#### Source data
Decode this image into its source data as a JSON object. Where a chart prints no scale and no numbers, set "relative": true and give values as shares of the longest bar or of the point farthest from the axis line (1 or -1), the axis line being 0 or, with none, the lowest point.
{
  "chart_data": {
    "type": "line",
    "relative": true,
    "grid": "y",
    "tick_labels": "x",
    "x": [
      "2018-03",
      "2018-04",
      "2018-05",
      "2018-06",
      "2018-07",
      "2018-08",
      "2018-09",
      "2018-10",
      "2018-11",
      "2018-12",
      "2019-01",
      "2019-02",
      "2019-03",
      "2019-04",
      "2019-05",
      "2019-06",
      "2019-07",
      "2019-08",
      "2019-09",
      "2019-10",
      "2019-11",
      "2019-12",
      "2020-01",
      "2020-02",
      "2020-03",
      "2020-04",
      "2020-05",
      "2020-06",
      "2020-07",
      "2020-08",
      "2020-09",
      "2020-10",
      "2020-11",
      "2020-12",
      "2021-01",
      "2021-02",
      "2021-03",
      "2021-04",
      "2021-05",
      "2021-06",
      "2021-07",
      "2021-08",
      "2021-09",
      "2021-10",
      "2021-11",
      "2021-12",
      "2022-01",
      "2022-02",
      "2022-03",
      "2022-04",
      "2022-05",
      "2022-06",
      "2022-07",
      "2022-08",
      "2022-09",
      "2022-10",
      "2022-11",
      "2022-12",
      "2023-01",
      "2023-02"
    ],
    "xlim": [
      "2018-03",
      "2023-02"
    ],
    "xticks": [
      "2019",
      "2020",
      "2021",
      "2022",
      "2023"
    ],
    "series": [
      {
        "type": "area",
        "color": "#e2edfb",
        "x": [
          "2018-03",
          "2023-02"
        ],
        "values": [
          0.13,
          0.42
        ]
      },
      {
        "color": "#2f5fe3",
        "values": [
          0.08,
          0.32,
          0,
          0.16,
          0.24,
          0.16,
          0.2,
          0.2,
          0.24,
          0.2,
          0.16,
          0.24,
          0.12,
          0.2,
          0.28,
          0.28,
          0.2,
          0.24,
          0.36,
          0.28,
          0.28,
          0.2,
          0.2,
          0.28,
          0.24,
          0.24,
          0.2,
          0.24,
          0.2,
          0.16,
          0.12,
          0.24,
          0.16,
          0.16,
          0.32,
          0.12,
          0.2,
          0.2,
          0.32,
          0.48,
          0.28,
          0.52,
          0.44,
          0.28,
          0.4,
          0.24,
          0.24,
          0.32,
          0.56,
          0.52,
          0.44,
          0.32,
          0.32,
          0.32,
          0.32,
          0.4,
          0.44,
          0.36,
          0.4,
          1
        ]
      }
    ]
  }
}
########
_Request:_ Every entry must be output again, exactly as written above.

_Complete answer:_
Decode this image into its source data as a JSON object. Where a chart prints no scale and no numbers, set "relative": true and give values as shares of the longest bar or of the point farthest from the axis line (1 or -1), the axis line being 0 or, with none, the lowest point.
{
  "chart_data": {
    "type": "line",
    "relative": true,
    "grid": "y",
    "tick_labels": "x",
    "x": [
      "2018-03",
      "2018-04",
      "2018-05",
      "2018-06",
      "2018-07",
      "2018-08",
      "2018-09",
      "2018-10",
      "2018-11",
      "2018-12",
      "2019-01",
      "2019-02",
      "2019-03",
      "2019-04",
      "2019-05",
      "2019-06",
      "2019-07",
      "2019-08",
      "2019-09",
      "2019-10",
      "2019-11",
      "2019-12",
      "2020-01",
      "2020-02",
      "2020-03",
      "2020-04",
      "2020-05",
      "2020-06",
      "2020-07",
      "2020-08",
      "2020-09",
      "2020-10",
      "2020-11",
      "2020-12",
      "2021-01",
      "2021-02",
      "2021-03",
      "2021-04",
      "2021-05",
      "2021-06",
      "2021-07",
      "2021-08",
      "2021-09",
      "2021-10",
      "2021-11",
      "2021-12",
      "2022-01",
      "2022-02",
      "2022-03",
      "2022-04",
      "2022-05",
      "2022-06",
      "2022-07",
      "2022-08",
      "2022-09",
      "2022-10",
      "2022-11",
      "2022-12",
      "2023-01",
      "2023-02"
    ],
    "xlim": [
      "2018-03",
      "2023-02"
    ],
    "xticks": [
      "2019",
      "2020",
      "2021",
      "2022",
      "2023"
    ],
    "series": [
      {
        "type": "area",
        "color": "#e2edfb",
        "x": [
          "2018-03",
          "2023-02"
        ],
        "values": [
          0.13,
          0.42
        ]
      },
      {
        "color": "#2f5fe3",
        "values": [
          0.08,
          0.32,
          0,
          0.16,
          0.24,
          0.16,
          0.2,
          0.2,
          0.24,
          0.2,
          0.16,
          0.24,
          0.12,
          0.2,
          0.28,
          0.28,
          0.2,
          0.24,
          0.36,
          0.28,
          0.28,
          0.2,
          0.2,
          0.28,
          0.24,
          0.24,
          0.2,
          0.24,
          0.2,
          0.16,
          0.12,
          0.24,
          0.16,
          0.16,
          0.32,
          0.12,
          0.2,
          0.2,
          0.32,
          0.48,
          0.28,
          0.52,
          0.44,
          0.28,
          0.4,
          0.24,
          0.24,
          0.32,
          0.56,
          0.52,
          0.44,
          0.32,
          0.32,
          0.32,
          0.32,
          0.4,
          0.44,
          0.36,
          0.4,
          1
        ]
      }
    ]
  }
}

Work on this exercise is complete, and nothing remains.